# start of RECORDED INFORMATION
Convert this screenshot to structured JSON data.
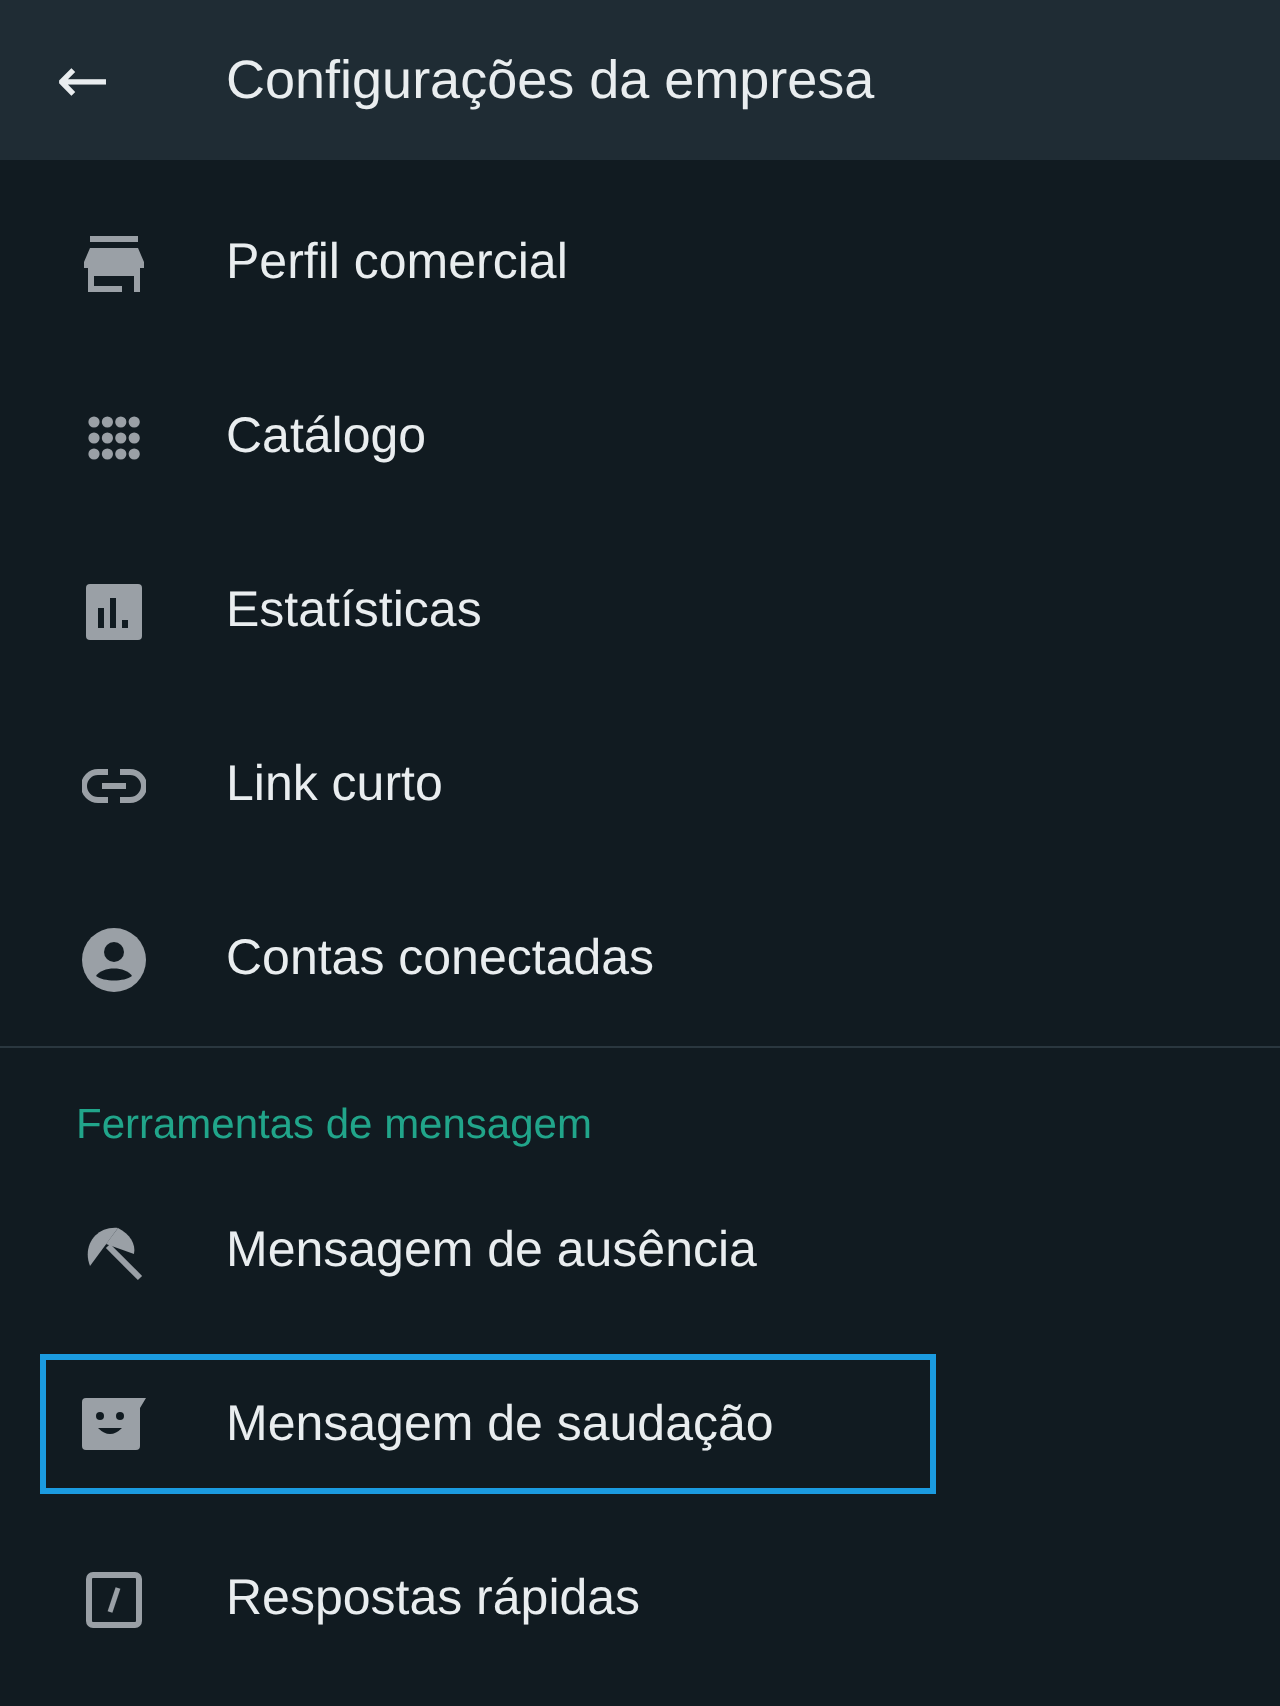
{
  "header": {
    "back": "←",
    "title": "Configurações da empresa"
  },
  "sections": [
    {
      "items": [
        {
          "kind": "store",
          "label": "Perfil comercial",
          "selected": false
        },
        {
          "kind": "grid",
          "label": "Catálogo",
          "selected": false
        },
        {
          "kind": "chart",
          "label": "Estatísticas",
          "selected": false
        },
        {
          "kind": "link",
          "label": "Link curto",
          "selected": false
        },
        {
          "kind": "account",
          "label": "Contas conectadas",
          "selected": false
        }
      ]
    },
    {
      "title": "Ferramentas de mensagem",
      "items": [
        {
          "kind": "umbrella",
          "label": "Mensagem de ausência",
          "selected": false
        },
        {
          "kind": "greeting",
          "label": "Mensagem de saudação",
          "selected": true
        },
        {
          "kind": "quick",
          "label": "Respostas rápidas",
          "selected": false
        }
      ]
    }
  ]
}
# end of RECORDED INFORMATION
# start of RECORDED INFORMATION
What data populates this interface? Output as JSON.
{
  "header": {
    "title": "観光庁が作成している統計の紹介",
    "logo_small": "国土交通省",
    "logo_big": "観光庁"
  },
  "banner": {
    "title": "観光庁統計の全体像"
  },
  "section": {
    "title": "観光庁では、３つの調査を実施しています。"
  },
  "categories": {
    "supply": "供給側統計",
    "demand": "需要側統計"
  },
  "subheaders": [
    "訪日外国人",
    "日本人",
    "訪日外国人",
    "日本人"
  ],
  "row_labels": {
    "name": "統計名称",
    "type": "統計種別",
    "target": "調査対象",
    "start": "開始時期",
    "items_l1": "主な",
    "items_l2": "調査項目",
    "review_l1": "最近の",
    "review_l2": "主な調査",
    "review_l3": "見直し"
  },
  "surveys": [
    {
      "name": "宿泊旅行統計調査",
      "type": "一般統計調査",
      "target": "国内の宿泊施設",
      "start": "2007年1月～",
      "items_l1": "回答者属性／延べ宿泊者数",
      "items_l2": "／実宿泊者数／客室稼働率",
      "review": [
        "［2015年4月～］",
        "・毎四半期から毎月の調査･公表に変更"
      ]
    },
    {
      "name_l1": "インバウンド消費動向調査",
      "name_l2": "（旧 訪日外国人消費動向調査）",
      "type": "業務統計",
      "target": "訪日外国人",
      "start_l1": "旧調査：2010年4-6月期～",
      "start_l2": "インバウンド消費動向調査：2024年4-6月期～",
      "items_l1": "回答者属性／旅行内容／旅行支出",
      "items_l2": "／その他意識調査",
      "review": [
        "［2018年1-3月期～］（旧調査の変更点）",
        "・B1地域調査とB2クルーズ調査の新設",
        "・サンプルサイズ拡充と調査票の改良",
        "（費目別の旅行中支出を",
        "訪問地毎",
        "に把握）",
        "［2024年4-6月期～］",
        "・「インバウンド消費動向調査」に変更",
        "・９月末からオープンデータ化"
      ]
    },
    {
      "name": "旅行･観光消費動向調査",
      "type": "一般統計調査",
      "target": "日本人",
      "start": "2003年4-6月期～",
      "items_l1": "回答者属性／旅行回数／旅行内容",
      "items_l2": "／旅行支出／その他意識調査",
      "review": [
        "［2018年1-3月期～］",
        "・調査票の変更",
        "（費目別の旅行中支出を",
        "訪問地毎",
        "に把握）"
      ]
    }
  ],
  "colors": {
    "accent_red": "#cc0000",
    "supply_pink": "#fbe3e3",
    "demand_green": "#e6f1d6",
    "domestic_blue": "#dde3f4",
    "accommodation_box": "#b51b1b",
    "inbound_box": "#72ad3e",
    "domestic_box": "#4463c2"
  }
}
# end of RECORDED INFORMATION
• TASK TO COMPLETE
Look through the material above. Copy each line where the word "this" appears.

• WRITTEN SOLUTION
Convert this screenshot to structured JSON data.
What data populates this interface? Output as JSON.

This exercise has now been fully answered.